(Excerpt Opens)

The freedesktop thumbnail spec defines four size tiers: normal/ for thumbnails up to 128 pixels, large/ up to 256, x-large/ up to 512, xx-large/ up to 1024. Blender writes its save-time previews exclusively to large/, at roughly 256 by 140 pixels. Dolphin’s compact view in this configuration had PreviewSize=112, which maps to the normal/ tier.

The hypothesis: Dolphin looks only in the tier matching the requested size, and doesn’t fall back to a larger tier when its preferred one is empty.

This was easy to test cleanly. We picked one OK file, pixeloe_test.blend, took its cached large/ PNG, resized to 128 pixels wide, preserved all the Thumb:: metadata, and wrote it to ~/.cache/thumbnails/normal/ under the same MD5 hash. Then refreshed Dolphin and watched whether pixeloe_test.blend started displaying a preview while the others stayed blank.

It did. Exactly that one file. Theory confirmed.

Around the same time we zoomed Dolphin’s icons way up, well past anything we’d normally use, and previews appeared for every file in the folder. At that zoom level Dolphin requests the large/ tier directly, which was already populated by Blender. The thumbnails had been there the whole time, in the wrong tier for our zoom level.

Confirming it in the source

The honest reaction at this point was “if we can’t configure this away, we can live with it.” Fair. But before closing the case we wanted to be sure we had the mechanism right rather than a plausible just-so story.

The relevant code is in frameworks/kio/src/gui/filepreviewjob.cpp. The function setUpCaching decides which tier directory to look in based on the requested preview size and stores it in m_thumbPath. Later, slotStatFile builds the lookup path as m_thumbPath + m_thumbName and reads exactly that one file. There is no iteration over tier directories, no second attempt at a larger size, no downscale-from-larger fallback. One tier, take it or leave it.

So the behavior lives at the framework level, not the Dolphin level. Any application using KIO::PreviewJob for cache lookups inherits the same blind spot.

Why nobody seems to have reported this

Searching bugs.kde.org turned up the usual suspects and none of them matched. Bug 246050 (Dolphin doesn't show new Blender thumbnails) was about adding the blender thumbnailer plugin in 2019, RESOLVED FIXED. Bug 393015 was about percent-encoding in Thumb::URI and is also fixed. There’s an open kio-extras merge request from 2020 (!16) that touches related code on the producer side, optimising to skip creating a normal/ entry when a large/ one already exists, which if anything makes this gap more common rather than fixing it.

We suspect the issue is unreported because most thumbnailers shipped with KDE write to the requested tier on demand, and the case where an application writes its own thumbnails directly into the freedesktop cache from outside KDE is uncommon. Blender does it. Once it does, Dolphin can’t see those entries unless the user happens to set a preview size in the matching tier. There’s no error, no fail marker, no log line, just blank icons.

What stands out in retrospect

Two things worth keeping from this session.

First, the file-size theory looked airtight until we cross-referenced sizes against actual cache presence. The minute we did, it died. Verify a theory against the data you have on disk before going further with it. We knew this in principle. Doing it in practice saves time.

Second, the folder-icon observation was the single most valuable piece of evidence in the session, and it came as a passing comment, not from anything we’d asked for. A debugging partner who notices unrelated things adjacent to the question is worth a lot. The directorythumbnail aggregate behavior is technically documented if you know where to look, but it’s the kind of detail that gets framed as what the user sees rather than evidence of cache state, and we wouldn’t have thought to ask about it directly.

The bug, if filed, belongs against frameworks/kio: when FilePreviewJob finds nothing in its preferred tier, fall back to a larger one and downscale. The freedesktop spec doesn’t require producers to populate every tier and explicitly tells consumers to be prepared to downscale. KIO simply doesn’t.

For our own purposes, we’ve decided to do nothing. The previews appear at zoom levels we rarely use, and the folder icon already gives a usable hint of what’s inside. Some bugs are interesting to find and not worth fixing.

(Excerpt Closes)

- [Exercise requirements]
Do these statements agree with the Dolphin thumbnail write-up? Answer yes or no for each, quoting the words of the write-up that decide it.
1. Blender saves its previews only to the large/ tier.
2. When the preferred tier is empty, the code in filepreviewjob.cpp tries a larger tier.
3. The authors decided to leave the issue as it is.
The records that follow come from a separate source.

(Data under study Opens)

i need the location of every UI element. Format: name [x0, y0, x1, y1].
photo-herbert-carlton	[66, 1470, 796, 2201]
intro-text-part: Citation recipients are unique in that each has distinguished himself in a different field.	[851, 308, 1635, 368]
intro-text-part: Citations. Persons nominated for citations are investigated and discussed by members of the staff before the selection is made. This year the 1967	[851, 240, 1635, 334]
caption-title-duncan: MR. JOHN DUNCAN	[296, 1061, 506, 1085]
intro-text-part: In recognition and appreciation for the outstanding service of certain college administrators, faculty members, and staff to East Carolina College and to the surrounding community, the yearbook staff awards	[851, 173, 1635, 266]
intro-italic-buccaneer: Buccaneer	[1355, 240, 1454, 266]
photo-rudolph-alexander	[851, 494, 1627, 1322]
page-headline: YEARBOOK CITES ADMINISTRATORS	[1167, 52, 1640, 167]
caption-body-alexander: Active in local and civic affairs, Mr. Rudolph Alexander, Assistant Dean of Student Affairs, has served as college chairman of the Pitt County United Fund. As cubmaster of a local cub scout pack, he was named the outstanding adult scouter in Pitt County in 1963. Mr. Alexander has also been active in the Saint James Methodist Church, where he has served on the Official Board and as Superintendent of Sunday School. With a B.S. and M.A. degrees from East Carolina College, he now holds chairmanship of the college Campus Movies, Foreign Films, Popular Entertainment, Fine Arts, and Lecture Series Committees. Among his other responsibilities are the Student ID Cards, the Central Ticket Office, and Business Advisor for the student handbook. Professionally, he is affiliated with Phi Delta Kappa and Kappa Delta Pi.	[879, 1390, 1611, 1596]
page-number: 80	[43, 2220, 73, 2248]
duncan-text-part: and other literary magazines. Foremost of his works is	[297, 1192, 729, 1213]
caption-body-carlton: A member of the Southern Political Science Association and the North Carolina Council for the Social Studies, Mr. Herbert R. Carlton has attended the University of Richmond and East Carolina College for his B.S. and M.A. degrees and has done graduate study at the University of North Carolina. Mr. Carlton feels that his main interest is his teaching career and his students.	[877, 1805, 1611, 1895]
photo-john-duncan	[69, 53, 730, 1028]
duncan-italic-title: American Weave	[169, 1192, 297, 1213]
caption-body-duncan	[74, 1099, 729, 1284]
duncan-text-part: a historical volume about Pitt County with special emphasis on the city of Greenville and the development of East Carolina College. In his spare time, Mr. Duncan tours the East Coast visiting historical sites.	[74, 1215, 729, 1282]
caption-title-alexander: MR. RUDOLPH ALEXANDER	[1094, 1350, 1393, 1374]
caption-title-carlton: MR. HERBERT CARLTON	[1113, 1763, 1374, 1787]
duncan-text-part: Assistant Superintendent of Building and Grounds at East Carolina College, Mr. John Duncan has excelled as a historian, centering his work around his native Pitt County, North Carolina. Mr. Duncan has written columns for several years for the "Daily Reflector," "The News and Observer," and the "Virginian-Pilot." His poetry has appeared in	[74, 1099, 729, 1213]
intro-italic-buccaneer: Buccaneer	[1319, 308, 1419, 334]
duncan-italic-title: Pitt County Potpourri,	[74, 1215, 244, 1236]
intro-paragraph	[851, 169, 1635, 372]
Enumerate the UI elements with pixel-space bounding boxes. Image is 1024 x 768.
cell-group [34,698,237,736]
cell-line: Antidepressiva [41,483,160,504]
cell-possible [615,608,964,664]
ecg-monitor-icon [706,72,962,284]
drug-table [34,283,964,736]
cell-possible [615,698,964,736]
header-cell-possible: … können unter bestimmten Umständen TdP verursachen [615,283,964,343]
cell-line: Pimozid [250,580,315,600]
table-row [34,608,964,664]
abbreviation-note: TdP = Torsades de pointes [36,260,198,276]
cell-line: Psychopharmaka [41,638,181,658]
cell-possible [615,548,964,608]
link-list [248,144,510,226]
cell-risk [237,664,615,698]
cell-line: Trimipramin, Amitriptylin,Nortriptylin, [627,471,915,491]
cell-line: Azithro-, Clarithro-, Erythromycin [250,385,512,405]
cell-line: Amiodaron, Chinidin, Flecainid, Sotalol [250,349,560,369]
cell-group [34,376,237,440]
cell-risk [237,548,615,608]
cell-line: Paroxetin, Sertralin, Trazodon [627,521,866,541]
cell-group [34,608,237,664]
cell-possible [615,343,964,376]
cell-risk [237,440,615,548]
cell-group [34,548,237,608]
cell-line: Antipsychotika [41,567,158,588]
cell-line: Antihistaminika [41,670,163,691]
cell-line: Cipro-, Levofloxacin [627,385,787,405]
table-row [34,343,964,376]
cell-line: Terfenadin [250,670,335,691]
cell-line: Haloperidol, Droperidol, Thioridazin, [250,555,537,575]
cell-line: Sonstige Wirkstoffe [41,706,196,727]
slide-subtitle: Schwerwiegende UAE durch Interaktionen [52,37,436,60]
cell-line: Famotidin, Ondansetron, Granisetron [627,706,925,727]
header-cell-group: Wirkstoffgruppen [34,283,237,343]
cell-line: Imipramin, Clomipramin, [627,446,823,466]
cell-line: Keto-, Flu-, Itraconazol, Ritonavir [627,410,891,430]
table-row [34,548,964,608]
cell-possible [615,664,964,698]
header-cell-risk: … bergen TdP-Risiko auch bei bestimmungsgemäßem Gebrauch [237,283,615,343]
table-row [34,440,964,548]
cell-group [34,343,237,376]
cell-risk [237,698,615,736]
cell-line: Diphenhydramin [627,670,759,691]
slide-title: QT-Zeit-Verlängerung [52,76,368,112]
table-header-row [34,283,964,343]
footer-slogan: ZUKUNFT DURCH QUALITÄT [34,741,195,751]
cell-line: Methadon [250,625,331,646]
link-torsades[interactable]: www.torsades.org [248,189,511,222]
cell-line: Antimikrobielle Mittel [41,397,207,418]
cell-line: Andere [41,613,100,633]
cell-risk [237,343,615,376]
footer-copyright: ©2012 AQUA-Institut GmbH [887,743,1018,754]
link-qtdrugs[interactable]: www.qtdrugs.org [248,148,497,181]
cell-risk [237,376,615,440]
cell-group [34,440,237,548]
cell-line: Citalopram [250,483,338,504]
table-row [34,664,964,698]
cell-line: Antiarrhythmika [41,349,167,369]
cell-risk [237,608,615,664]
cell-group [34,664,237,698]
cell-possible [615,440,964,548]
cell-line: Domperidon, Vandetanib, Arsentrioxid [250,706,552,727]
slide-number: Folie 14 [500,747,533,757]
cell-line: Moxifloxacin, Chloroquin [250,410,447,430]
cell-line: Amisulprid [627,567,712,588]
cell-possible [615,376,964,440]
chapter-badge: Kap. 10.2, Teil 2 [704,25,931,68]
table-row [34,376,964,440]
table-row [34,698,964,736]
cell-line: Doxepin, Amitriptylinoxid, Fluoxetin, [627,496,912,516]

(Data under study Closes)

- [Result of the exercise]
1. Yes: "Blender writes its save-time previews exclusively to large/"
2. No: "There is no iteration over tier directories, no second attempt at a larger size, no downscale-from-larger fallback."
3. Yes: "For our own purposes, we’ve decided to do nothing."